■ Action item
Say how many lines of these entries include the word "screenshot", and answer with the number alone.

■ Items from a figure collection
#####
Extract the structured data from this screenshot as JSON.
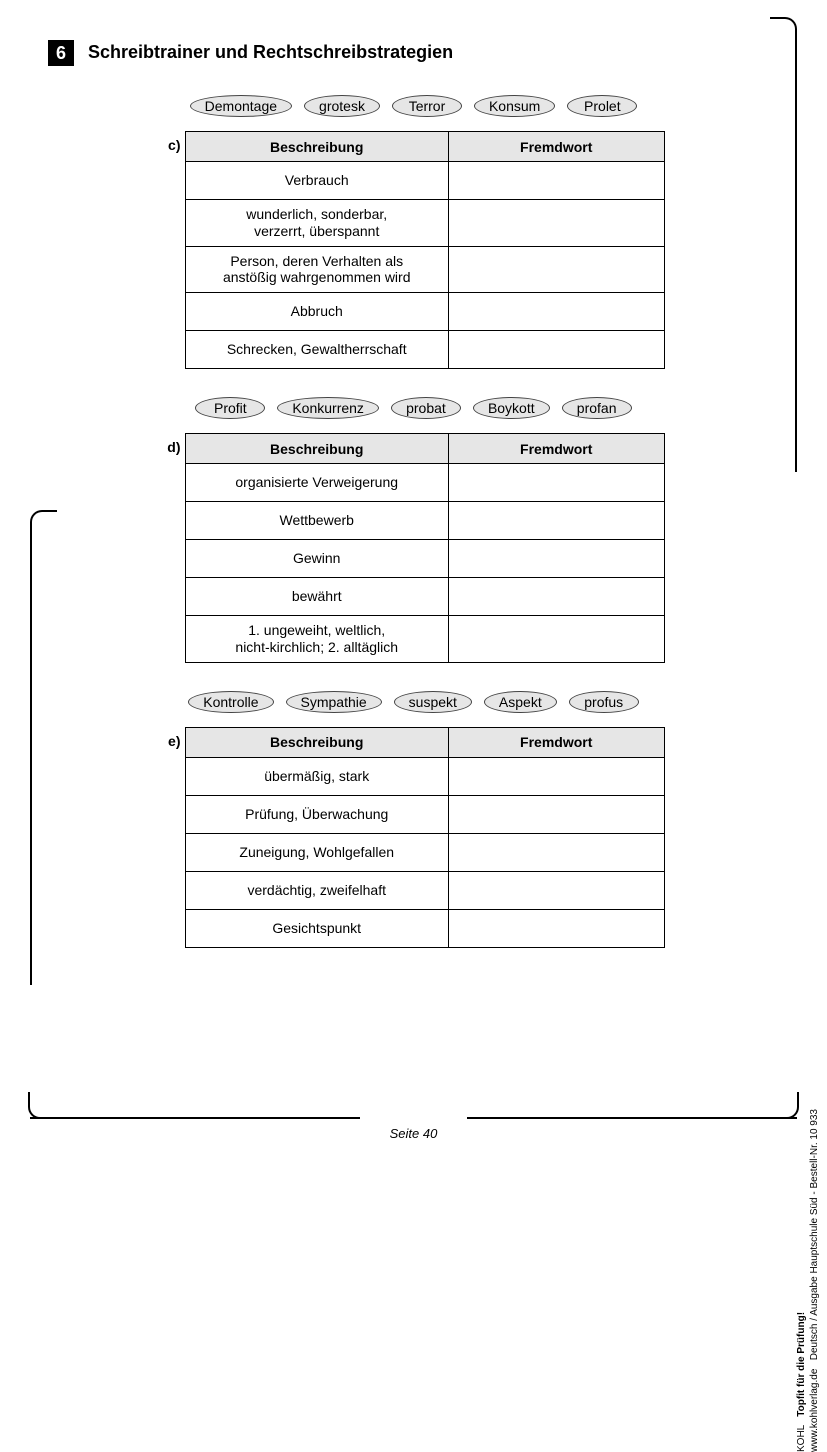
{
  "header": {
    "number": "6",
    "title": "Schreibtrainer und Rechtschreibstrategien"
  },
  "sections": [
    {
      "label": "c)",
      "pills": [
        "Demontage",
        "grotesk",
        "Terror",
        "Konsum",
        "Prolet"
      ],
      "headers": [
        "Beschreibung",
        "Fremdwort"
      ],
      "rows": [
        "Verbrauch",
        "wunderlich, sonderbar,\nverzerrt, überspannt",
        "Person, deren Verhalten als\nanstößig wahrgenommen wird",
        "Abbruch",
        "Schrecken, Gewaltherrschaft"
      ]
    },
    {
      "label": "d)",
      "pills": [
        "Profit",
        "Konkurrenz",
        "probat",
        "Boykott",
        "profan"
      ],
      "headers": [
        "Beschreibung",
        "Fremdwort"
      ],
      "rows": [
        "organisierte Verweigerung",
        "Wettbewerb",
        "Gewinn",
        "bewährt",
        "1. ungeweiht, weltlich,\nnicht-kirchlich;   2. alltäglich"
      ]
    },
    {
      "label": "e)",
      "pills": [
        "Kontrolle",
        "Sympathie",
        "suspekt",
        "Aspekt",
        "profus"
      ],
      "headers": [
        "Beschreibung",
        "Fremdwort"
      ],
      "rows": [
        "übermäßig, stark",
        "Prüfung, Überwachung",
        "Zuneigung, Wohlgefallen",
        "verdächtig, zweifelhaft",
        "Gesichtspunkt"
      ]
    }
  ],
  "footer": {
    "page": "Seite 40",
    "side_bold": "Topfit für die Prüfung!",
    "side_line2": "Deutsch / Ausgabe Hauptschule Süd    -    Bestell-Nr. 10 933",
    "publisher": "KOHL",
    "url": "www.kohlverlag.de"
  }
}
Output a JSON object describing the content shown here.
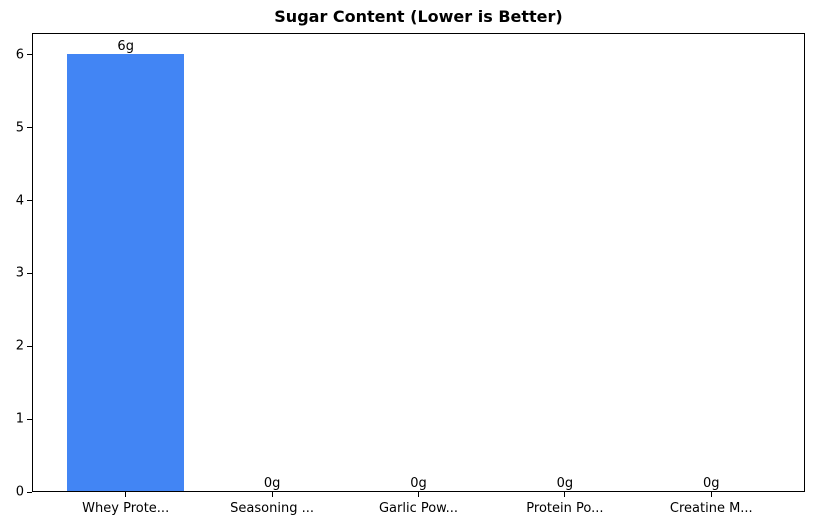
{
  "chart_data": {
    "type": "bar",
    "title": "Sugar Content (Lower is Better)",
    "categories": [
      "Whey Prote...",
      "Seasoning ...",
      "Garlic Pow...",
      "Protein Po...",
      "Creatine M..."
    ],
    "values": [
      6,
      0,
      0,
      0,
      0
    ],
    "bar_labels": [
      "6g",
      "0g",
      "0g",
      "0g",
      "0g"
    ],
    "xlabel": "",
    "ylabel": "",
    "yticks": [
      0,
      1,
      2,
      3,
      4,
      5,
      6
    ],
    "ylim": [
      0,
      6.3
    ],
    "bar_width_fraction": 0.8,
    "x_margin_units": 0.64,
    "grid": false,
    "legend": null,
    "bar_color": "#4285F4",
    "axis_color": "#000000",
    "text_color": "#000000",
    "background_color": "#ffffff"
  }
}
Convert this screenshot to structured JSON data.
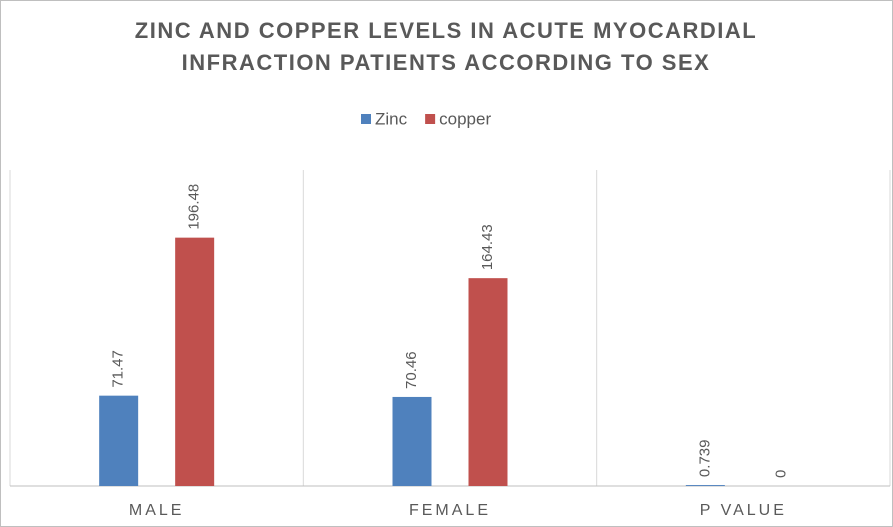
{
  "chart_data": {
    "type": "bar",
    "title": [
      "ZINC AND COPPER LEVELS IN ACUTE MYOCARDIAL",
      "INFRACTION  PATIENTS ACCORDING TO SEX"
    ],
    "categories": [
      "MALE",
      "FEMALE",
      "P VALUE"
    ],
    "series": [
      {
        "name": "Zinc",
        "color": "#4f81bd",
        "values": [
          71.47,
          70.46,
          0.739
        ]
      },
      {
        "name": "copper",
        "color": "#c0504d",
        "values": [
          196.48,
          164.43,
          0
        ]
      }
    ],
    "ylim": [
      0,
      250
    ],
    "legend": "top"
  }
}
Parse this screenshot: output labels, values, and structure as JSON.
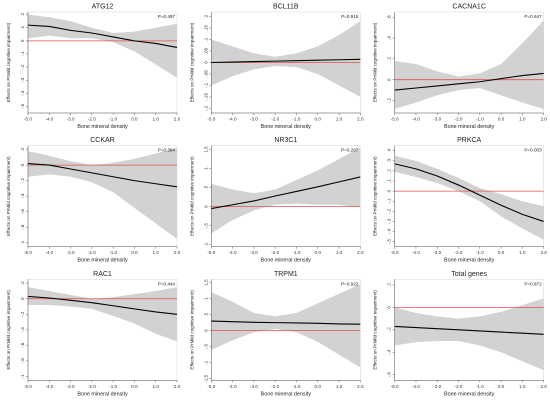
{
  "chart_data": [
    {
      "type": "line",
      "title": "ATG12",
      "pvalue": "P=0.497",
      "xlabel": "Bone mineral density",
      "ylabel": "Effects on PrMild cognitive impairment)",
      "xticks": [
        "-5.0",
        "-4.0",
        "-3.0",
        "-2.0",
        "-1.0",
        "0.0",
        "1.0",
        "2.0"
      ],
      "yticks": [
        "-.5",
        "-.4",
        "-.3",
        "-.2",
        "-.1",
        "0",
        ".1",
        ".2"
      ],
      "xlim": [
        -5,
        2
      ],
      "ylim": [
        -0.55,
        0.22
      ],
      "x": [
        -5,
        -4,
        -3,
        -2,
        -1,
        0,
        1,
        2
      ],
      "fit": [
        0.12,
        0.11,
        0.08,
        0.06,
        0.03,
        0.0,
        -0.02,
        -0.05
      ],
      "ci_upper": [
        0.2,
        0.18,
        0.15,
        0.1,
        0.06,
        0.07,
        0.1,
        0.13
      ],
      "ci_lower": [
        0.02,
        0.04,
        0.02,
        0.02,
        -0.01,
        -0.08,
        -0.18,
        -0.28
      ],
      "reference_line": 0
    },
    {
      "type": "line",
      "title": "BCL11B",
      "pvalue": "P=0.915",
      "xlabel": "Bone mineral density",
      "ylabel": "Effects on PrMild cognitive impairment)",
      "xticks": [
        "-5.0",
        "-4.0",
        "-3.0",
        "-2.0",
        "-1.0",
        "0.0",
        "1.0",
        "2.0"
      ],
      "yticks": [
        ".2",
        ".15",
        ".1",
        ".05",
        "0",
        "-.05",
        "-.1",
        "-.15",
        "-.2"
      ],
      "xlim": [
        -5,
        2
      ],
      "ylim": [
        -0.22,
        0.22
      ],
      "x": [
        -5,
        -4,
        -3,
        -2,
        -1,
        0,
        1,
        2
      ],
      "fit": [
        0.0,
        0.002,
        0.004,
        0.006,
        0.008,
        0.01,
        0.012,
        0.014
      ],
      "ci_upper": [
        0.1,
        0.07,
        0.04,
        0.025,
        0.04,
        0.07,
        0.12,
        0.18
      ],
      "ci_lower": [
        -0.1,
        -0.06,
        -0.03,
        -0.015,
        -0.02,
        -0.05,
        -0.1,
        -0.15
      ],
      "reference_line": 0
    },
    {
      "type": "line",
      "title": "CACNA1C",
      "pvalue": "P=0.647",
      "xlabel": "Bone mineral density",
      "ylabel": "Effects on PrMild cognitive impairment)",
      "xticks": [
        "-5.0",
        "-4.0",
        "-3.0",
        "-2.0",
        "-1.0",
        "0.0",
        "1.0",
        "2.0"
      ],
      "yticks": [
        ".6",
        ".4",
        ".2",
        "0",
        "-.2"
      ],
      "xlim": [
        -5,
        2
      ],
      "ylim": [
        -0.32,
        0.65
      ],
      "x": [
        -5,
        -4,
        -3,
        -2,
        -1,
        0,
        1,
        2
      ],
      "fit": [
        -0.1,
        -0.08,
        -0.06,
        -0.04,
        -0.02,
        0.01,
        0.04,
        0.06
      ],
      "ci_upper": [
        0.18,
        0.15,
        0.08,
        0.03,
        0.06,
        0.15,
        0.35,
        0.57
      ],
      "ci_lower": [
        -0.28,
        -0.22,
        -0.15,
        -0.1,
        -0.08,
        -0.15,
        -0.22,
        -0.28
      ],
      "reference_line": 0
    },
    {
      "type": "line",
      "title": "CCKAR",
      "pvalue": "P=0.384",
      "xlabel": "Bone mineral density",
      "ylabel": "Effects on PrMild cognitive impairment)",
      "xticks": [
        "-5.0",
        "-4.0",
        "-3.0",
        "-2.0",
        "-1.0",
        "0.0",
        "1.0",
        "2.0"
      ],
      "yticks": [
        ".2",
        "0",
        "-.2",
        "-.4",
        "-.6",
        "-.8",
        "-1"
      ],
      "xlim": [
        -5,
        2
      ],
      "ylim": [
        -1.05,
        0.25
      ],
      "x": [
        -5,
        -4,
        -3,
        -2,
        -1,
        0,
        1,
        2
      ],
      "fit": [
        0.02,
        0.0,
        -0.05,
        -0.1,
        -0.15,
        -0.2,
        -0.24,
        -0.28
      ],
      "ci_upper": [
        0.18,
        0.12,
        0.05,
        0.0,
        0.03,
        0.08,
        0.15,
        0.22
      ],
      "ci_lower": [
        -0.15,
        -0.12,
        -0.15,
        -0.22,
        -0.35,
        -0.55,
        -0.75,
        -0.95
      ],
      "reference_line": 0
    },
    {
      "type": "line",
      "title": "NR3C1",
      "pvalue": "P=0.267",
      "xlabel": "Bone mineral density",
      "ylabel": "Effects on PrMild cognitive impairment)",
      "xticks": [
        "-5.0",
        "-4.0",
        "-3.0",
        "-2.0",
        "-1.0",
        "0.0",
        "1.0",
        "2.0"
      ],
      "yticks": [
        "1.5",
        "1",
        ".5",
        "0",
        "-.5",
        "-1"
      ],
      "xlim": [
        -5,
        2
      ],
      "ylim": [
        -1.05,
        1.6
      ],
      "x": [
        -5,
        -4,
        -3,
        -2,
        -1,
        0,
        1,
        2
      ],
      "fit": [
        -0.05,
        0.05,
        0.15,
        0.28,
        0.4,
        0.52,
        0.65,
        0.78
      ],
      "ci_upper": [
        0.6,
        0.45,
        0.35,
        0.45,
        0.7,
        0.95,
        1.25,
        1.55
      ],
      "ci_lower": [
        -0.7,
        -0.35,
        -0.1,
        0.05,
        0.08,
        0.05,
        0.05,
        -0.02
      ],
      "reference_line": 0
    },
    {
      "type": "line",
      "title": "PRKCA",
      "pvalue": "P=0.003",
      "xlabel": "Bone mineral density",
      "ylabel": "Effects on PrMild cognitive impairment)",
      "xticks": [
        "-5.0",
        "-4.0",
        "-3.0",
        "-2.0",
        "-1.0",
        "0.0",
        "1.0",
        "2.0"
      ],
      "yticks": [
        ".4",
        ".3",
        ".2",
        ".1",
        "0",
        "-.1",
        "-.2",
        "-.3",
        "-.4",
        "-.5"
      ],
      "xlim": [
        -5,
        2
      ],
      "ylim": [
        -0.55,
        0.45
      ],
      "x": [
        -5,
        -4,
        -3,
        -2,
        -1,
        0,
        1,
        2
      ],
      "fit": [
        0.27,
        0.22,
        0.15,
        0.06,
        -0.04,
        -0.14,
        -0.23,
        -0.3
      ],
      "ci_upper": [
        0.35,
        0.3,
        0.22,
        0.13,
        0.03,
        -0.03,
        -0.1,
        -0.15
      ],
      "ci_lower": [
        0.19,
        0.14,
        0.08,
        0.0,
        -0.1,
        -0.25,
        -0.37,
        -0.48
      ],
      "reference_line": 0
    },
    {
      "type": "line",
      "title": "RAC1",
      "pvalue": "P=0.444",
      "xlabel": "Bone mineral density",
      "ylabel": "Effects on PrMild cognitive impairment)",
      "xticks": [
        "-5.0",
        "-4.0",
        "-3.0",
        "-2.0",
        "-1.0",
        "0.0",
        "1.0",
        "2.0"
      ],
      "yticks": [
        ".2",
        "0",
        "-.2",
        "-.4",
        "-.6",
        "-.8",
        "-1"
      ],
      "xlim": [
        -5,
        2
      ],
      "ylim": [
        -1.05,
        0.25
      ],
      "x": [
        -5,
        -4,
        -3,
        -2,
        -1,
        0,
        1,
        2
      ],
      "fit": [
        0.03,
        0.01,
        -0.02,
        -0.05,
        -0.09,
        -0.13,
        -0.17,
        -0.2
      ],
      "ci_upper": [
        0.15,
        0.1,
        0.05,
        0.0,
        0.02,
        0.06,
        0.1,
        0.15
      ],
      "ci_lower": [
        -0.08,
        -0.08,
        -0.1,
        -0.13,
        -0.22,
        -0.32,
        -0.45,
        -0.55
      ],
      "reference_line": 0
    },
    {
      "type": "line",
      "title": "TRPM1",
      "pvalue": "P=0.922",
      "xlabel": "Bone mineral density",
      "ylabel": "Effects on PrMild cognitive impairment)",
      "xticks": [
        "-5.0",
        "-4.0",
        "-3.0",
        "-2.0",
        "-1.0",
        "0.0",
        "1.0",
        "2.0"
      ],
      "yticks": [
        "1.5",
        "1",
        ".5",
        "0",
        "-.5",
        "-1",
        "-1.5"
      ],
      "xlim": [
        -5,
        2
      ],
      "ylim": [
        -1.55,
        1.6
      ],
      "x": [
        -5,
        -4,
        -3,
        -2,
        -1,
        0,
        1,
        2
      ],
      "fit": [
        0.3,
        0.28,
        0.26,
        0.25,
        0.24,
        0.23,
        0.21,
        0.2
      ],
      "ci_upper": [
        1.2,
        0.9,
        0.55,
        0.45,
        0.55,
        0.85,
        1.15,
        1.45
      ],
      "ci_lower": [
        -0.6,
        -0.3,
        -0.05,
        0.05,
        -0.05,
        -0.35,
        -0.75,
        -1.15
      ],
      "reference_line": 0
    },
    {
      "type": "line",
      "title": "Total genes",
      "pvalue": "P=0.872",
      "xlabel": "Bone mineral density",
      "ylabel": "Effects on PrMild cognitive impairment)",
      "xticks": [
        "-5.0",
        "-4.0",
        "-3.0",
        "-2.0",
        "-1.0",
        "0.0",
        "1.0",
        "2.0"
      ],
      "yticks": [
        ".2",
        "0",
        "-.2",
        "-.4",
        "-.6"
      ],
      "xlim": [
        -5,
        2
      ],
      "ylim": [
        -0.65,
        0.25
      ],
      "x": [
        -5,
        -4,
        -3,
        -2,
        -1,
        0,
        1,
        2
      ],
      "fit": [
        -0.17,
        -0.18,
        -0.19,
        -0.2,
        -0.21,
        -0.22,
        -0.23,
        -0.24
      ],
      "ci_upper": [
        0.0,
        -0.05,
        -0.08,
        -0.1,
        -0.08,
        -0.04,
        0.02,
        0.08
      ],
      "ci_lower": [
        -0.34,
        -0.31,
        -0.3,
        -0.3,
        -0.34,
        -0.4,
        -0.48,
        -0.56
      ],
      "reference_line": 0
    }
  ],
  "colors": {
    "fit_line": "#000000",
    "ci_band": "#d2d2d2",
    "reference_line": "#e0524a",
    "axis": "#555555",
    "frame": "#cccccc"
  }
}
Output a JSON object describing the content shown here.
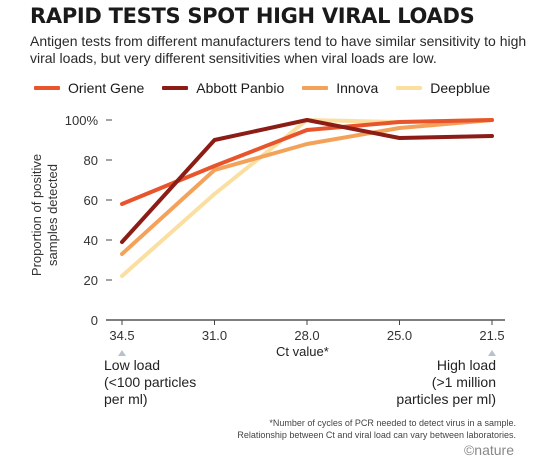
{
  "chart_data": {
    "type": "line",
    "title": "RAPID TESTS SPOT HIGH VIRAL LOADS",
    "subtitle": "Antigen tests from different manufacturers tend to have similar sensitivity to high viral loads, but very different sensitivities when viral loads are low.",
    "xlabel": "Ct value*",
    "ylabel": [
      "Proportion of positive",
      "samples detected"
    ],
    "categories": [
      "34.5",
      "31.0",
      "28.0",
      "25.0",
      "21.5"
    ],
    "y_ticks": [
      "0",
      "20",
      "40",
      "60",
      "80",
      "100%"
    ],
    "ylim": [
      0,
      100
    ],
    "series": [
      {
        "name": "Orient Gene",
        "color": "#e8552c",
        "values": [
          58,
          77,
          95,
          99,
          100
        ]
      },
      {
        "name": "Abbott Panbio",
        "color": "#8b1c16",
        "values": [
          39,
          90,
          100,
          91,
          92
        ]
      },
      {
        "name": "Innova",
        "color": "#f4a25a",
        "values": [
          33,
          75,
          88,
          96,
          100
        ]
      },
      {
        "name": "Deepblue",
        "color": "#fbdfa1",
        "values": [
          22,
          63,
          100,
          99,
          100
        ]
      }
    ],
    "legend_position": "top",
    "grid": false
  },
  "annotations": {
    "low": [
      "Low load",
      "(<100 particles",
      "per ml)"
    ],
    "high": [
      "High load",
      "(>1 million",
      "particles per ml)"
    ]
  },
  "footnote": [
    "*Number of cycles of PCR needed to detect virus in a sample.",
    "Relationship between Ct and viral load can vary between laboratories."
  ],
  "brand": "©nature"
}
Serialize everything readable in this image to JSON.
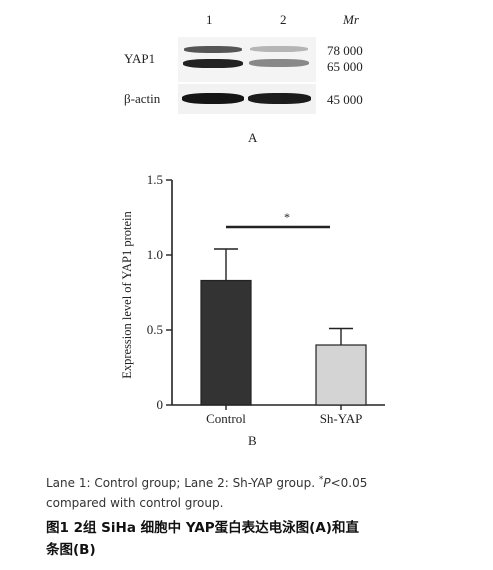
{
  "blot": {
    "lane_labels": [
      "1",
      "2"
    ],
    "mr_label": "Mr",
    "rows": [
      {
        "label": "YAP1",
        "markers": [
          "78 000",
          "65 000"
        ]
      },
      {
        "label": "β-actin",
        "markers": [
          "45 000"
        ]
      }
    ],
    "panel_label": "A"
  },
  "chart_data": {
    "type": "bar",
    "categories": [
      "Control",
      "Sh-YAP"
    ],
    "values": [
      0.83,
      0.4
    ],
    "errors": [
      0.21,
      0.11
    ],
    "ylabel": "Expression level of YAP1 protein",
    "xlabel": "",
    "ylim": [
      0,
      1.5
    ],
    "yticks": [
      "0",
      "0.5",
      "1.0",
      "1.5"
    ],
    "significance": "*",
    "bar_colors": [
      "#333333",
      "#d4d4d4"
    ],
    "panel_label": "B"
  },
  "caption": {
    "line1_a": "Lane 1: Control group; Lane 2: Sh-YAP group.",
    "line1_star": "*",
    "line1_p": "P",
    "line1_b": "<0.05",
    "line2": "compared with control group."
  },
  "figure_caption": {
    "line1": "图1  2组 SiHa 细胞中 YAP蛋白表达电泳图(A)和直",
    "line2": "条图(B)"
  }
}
#####
■ Exercise answer
3